◆ **Exercise brief**: Reproduce the listing exactly and skip over any pictures.

◆ **Supplied information**:
=====
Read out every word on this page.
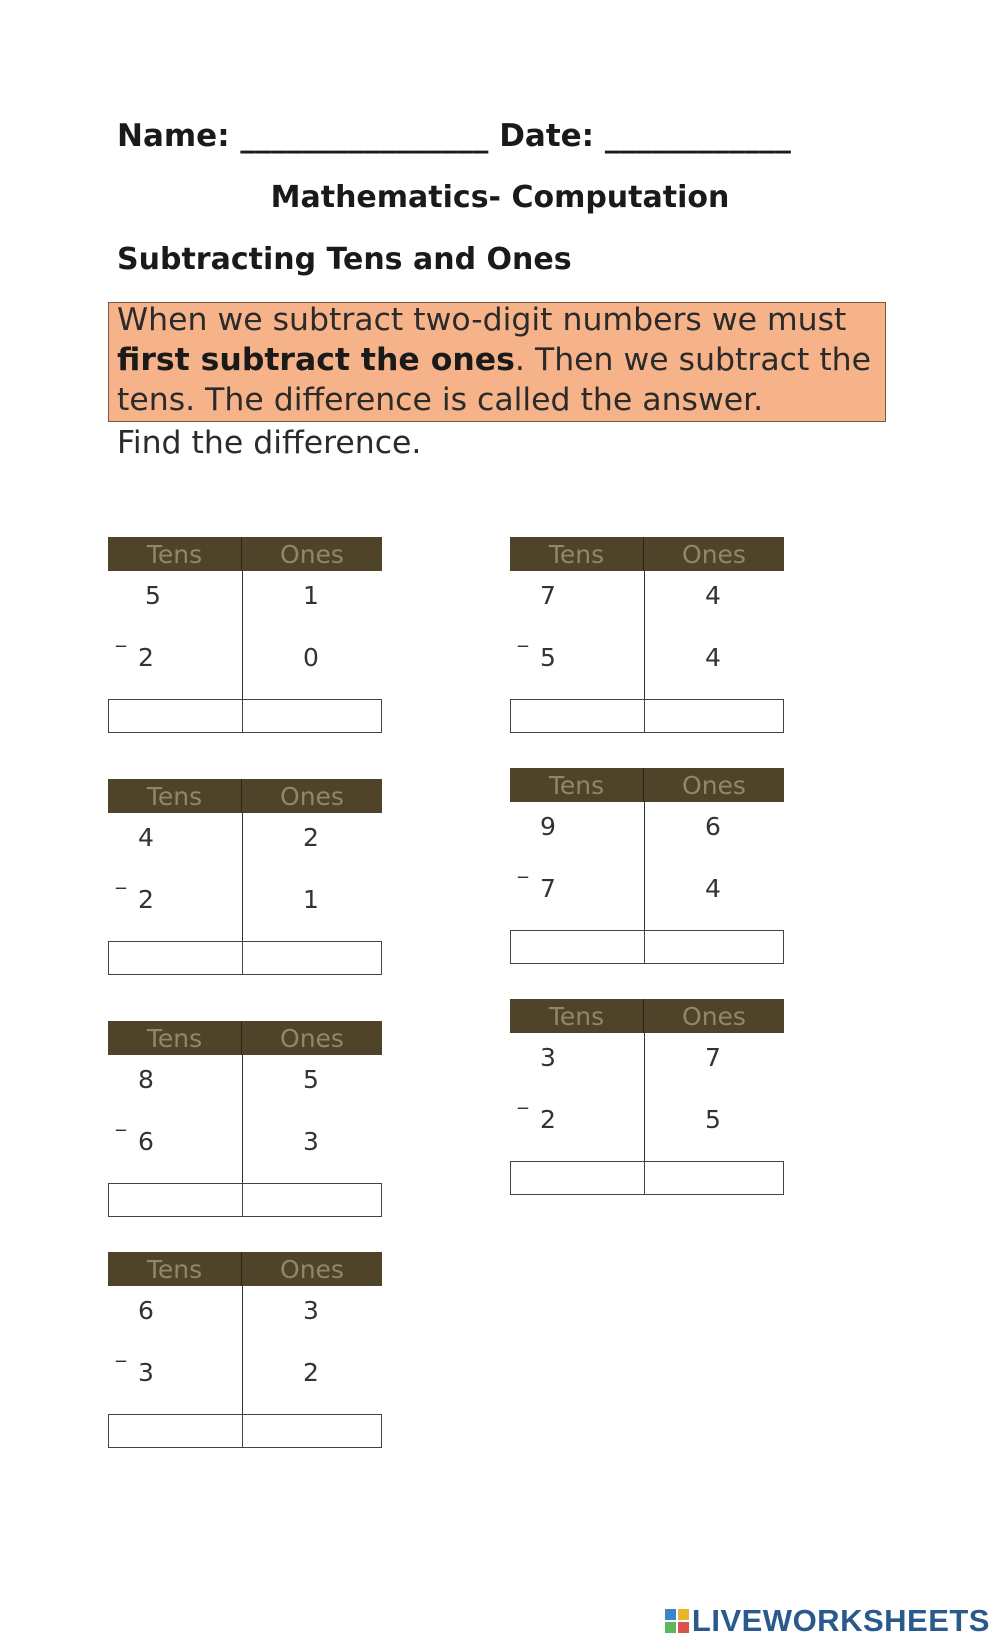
Name: ________________ Date: ____________
Mathematics- Computation
Subtracting Tens and Ones
When we subtract two-digit numbers we must first subtract the ones. Then we subtract the tens. The difference is called the answer.
Find the difference.
Tens	Ones
5	1
_
2	0
Tens	Ones
7	4
_
5	4
Tens	Ones
4	2
_
2	1
Tens	Ones
9	6
_
7	4
Tens	Ones
8	5
_
6	3
Tens	Ones
3	7
_
2	5
Tens	Ones
6	3
_
3	2
LIVEWORKSHEETS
=====
◆ **Answer for the task**:
Read out every word on this page.
Name: ________________ Date: ____________
Mathematics- Computation
Subtracting Tens and Ones
When we subtract two-digit numbers we must first subtract the ones. Then we subtract the tens. The difference is called the answer.
Find the difference.
Tens	Ones
5	1
_
2	0
Tens	Ones
7	4
_
5	4
Tens	Ones
4	2
_
2	1
Tens	Ones
9	6
_
7	4
Tens	Ones
8	5
_
6	3
Tens	Ones
3	7
_
2	5
Tens	Ones
6	3
_
3	2
LIVEWORKSHEETS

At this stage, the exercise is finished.